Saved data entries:
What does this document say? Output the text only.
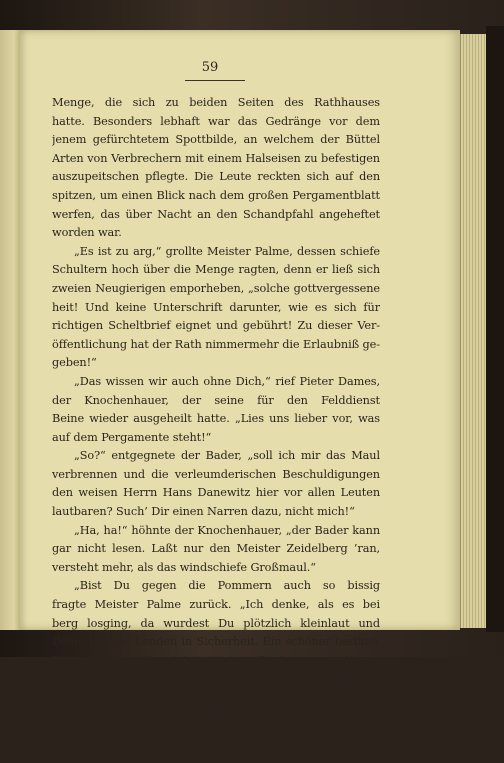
59
Menge, die sich zu beiden Seiten des Rathhauses
hatte. Besonders lebhaft war das Gedränge vor dem
jenem gefürchtetem Spottbilde, an welchem der Büttel
Arten von Verbrechern mit einem Halseisen zu befestigen
auszupeitschen pflegte. Die Leute reckten sich auf den
spitzen, um einen Blick nach dem großen Pergamentblatt
werfen, das über Nacht an den Schandpfahl angeheftet
worden war.
„Es ist zu arg,“ grollte Meister Palme, dessen schiefe
Schultern hoch über die Menge ragten, denn er ließ sich
zweien Neugierigen emporheben, „solche gottvergessene
heit! Und keine Unterschrift darunter, wie es sich für
richtigen Scheltbrief eignet und gebührt! Zu dieser Ver-
öffentlichung hat der Rath nimmermehr die Erlaubniß ge-
geben!“
„Das wissen wir auch ohne Dich,“ rief Pieter Dames,
der Knochenhauer, der seine für den Felddienst
Beine wieder ausgeheilt hatte. „Lies uns lieber vor, was
auf dem Pergamente steht!“
„So?“ entgegnete der Bader, „soll ich mir das Maul
verbrennen und die verleumderischen Beschuldigungen
den weisen Herrn Hans Danewitz hier vor allen Leuten
lautbaren? Such’ Dir einen Narren dazu, nicht mich!“
„Ha, ha!“ höhnte der Knochenhauer, „der Bader kann
gar nicht lesen. Laßt nur den Meister Zeidelberg ’ran,
versteht mehr, als das windschiefe Großmaul.“
„Bist Du gegen die Pommern auch so bissig
fragte Meister Palme zurück. „Ich denke, als es bei
berg losging, da wurdest Du plötzlich kleinlaut und
Deine lahmen Lenden in Sicherheit. Ein schöner berliner
Knochenhauer! Hat sich von seiner Eheliebsten zu Hause
Suppen kochen lassen, während unsere Brüder draußen
pommersche Schädel spalteten.“
„Verfluchte Otter, Du sollst an Deinem Gift ersticken!
Macht Platz, Gevattern, daß ich dem unehrlichen
einen Fußtritt gebe. So ein dreckiger Bartkratzer! Den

EXERCISE PROMPT. Pictures excluded, quote all the data above exactly.

FINISHED TASK.
What does this document say? Output the text only.
59
Menge, die sich zu beiden Seiten des Rathhauses
hatte. Besonders lebhaft war das Gedränge vor dem
jenem gefürchtetem Spottbilde, an welchem der Büttel
Arten von Verbrechern mit einem Halseisen zu befestigen
auszupeitschen pflegte. Die Leute reckten sich auf den
spitzen, um einen Blick nach dem großen Pergamentblatt
werfen, das über Nacht an den Schandpfahl angeheftet
worden war.
„Es ist zu arg,“ grollte Meister Palme, dessen schiefe
Schultern hoch über die Menge ragten, denn er ließ sich
zweien Neugierigen emporheben, „solche gottvergessene
heit! Und keine Unterschrift darunter, wie es sich für
richtigen Scheltbrief eignet und gebührt! Zu dieser Ver-
öffentlichung hat der Rath nimmermehr die Erlaubniß ge-
geben!“
„Das wissen wir auch ohne Dich,“ rief Pieter Dames,
der Knochenhauer, der seine für den Felddienst
Beine wieder ausgeheilt hatte. „Lies uns lieber vor, was
auf dem Pergamente steht!“
„So?“ entgegnete der Bader, „soll ich mir das Maul
verbrennen und die verleumderischen Beschuldigungen
den weisen Herrn Hans Danewitz hier vor allen Leuten
lautbaren? Such’ Dir einen Narren dazu, nicht mich!“
„Ha, ha!“ höhnte der Knochenhauer, „der Bader kann
gar nicht lesen. Laßt nur den Meister Zeidelberg ’ran,
versteht mehr, als das windschiefe Großmaul.“
„Bist Du gegen die Pommern auch so bissig
fragte Meister Palme zurück. „Ich denke, als es bei
berg losging, da wurdest Du plötzlich kleinlaut und
Deine lahmen Lenden in Sicherheit. Ein schöner berliner
Knochenhauer! Hat sich von seiner Eheliebsten zu Hause
Suppen kochen lassen, während unsere Brüder draußen
pommersche Schädel spalteten.“
„Verfluchte Otter, Du sollst an Deinem Gift ersticken!
Macht Platz, Gevattern, daß ich dem unehrlichen
einen Fußtritt gebe. So ein dreckiger Bartkratzer! Den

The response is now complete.